■ **TO BE DONE**
Count the lines below that contain the word "Vertical". Give only the number.

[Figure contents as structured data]
^^^^^^^^

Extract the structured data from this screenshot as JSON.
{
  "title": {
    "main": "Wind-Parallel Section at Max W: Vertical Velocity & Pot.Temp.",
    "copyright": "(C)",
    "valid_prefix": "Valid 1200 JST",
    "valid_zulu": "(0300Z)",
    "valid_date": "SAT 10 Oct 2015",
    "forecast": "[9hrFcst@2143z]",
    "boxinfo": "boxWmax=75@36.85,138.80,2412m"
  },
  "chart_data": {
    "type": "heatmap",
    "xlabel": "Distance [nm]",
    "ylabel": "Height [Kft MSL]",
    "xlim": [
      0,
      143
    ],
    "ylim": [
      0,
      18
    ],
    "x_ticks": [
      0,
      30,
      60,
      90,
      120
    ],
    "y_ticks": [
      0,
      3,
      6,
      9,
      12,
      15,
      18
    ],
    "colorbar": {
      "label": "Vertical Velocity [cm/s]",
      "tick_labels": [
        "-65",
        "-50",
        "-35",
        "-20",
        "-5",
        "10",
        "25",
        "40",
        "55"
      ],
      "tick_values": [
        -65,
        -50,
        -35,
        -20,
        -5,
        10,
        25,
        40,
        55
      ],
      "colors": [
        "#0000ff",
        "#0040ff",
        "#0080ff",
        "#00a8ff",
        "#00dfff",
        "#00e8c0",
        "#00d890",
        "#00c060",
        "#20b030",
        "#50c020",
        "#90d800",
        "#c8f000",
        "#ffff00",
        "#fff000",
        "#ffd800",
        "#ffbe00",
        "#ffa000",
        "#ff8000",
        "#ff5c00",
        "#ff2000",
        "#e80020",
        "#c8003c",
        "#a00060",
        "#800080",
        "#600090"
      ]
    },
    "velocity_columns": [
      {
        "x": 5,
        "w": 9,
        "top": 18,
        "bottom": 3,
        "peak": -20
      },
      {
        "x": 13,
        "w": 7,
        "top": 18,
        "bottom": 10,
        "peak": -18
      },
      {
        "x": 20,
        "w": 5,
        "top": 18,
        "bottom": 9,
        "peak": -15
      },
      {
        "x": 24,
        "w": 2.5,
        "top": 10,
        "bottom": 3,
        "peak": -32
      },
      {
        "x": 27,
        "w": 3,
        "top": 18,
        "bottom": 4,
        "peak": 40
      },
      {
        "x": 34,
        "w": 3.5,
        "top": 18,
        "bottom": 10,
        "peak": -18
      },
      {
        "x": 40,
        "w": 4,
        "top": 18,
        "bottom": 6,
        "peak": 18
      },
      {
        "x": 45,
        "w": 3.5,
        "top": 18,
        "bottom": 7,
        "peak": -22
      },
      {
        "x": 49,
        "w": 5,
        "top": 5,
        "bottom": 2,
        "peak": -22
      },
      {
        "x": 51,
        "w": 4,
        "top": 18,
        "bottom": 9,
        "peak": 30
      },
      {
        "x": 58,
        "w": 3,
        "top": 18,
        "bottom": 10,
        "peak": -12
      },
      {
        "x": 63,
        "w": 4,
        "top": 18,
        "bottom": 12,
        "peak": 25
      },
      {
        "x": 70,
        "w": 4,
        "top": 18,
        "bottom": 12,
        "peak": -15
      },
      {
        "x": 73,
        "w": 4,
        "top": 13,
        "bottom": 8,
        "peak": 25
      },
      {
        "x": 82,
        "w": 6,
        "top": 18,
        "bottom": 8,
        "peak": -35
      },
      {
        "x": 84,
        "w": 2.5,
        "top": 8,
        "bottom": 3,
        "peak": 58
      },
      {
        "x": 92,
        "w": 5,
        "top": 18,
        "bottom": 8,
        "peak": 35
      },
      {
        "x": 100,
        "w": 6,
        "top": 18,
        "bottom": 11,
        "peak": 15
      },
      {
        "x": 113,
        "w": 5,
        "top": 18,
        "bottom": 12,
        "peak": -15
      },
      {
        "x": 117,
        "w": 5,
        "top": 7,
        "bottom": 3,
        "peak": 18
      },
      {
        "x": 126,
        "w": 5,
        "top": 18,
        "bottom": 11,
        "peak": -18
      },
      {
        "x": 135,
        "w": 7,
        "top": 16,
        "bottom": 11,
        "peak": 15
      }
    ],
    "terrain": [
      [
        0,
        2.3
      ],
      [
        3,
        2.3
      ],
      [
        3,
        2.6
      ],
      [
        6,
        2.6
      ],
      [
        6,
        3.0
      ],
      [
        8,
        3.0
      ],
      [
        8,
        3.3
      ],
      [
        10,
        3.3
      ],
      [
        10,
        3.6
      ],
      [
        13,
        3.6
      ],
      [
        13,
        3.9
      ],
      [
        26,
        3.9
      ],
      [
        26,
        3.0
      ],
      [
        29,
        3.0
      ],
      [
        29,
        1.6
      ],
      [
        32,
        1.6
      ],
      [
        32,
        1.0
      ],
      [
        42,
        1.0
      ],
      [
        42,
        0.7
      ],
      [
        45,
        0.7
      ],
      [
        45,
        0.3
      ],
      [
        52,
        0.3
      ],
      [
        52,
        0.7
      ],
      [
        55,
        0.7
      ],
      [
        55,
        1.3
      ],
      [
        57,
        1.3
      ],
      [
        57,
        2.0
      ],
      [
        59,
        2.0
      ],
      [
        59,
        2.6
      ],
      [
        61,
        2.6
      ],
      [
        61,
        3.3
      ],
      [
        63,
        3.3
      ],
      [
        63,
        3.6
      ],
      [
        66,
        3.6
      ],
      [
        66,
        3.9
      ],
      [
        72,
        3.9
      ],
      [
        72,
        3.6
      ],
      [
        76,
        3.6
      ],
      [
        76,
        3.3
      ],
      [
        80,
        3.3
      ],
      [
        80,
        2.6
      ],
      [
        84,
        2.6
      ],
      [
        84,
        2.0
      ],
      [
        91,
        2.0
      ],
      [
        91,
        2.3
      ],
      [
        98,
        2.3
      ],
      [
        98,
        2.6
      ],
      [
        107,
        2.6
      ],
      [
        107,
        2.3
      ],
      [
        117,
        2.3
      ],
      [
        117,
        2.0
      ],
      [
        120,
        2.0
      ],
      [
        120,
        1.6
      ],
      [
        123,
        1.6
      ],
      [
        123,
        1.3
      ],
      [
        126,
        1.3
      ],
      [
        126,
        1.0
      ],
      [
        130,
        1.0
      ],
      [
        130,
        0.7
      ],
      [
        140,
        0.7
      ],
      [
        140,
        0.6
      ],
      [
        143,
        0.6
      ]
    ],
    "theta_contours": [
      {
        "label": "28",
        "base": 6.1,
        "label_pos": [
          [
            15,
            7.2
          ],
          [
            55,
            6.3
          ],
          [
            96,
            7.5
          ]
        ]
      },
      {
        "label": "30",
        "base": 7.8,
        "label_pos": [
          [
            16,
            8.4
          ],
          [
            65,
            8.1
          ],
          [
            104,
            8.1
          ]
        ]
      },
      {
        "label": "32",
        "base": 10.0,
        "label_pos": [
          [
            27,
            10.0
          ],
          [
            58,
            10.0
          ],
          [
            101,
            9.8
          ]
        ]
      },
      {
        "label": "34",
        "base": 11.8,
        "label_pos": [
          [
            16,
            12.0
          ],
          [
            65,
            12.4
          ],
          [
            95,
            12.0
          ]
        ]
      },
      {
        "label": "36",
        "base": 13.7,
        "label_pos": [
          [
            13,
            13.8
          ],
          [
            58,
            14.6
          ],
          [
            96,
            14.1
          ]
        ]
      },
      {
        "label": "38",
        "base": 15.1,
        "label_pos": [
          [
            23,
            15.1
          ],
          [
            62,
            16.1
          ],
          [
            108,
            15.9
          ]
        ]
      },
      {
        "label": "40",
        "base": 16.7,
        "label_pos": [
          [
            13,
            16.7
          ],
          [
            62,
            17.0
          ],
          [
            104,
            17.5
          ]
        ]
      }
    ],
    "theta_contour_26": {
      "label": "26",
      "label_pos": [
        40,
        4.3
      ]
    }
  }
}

^^^^^^^^

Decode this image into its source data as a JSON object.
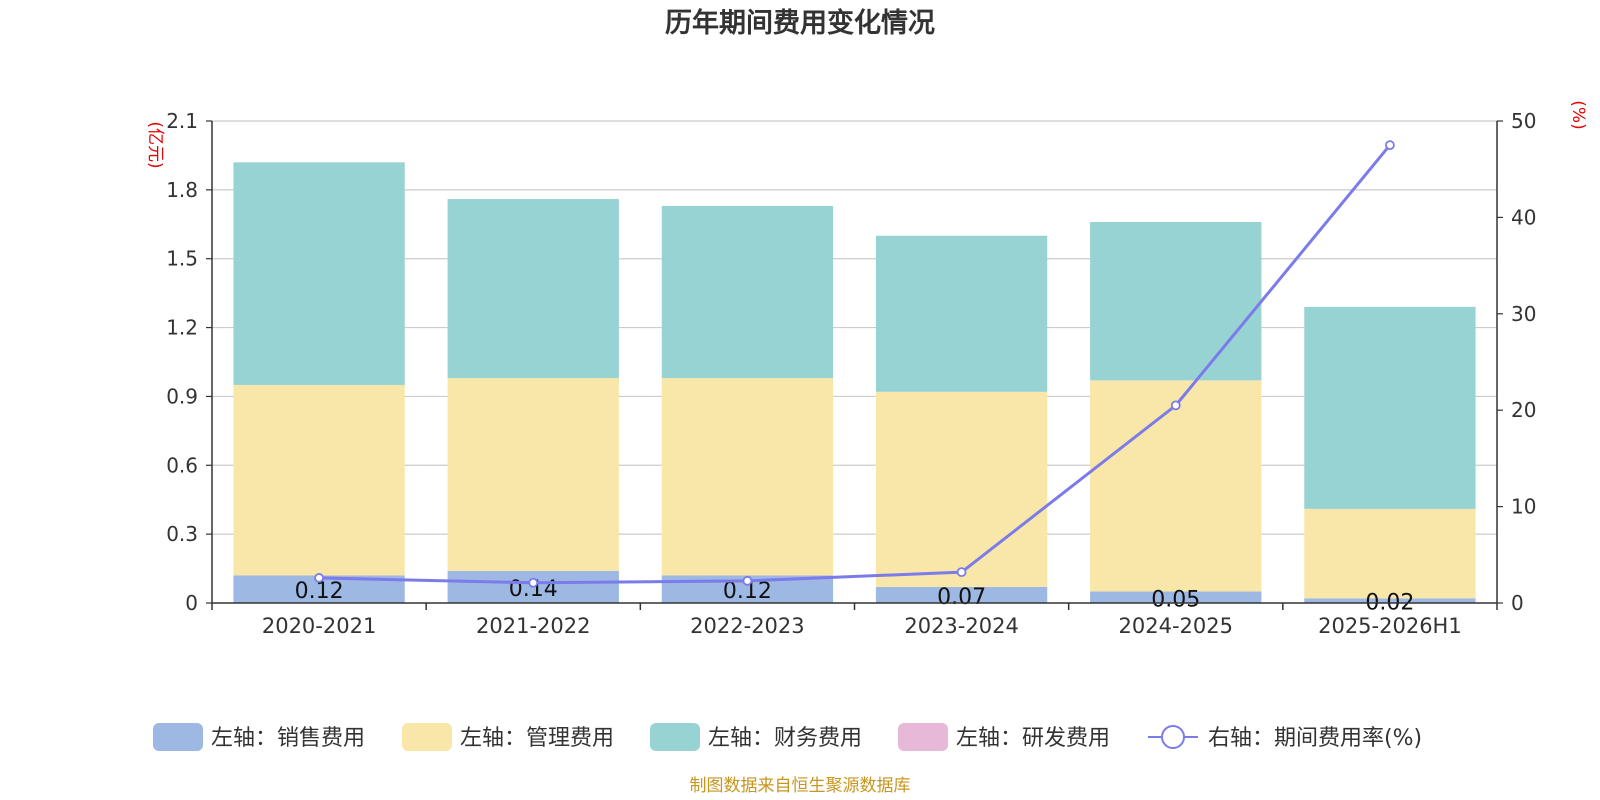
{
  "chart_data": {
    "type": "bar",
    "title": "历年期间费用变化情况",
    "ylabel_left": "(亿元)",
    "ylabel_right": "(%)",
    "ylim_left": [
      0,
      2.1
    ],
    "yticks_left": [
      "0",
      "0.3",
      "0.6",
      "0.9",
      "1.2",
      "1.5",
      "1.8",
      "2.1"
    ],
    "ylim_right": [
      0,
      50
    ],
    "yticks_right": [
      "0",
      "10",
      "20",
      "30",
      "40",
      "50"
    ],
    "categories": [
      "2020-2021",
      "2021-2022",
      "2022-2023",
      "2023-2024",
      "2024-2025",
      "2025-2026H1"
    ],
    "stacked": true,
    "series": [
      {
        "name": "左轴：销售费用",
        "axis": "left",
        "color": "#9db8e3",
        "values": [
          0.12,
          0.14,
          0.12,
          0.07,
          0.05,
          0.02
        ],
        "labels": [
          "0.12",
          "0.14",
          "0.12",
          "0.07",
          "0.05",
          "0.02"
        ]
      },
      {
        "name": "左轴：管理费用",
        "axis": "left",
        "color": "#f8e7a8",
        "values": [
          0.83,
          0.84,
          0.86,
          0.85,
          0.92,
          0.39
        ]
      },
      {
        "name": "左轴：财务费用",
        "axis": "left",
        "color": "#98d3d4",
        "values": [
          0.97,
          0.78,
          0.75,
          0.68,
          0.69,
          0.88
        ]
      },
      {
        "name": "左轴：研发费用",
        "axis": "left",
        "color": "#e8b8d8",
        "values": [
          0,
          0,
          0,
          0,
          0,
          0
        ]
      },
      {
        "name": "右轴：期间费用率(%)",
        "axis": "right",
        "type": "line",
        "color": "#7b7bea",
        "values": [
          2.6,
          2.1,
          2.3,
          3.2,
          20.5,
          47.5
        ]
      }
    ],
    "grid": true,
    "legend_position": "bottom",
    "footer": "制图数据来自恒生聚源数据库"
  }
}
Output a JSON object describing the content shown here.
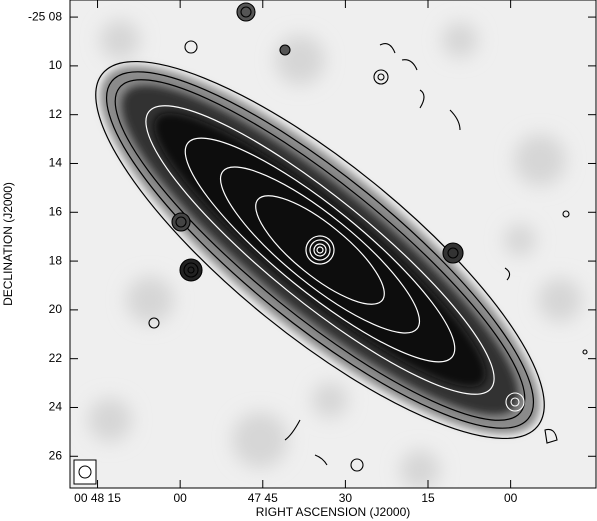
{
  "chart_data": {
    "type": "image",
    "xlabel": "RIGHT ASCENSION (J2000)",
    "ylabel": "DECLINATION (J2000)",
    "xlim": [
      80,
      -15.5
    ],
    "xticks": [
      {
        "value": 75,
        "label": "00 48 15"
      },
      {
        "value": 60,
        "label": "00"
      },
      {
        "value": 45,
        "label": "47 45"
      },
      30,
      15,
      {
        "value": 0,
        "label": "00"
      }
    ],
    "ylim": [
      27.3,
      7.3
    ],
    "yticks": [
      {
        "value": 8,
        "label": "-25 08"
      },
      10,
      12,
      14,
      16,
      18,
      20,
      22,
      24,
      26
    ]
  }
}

^^^^^^^^

■ **CORRECT RESULT**
2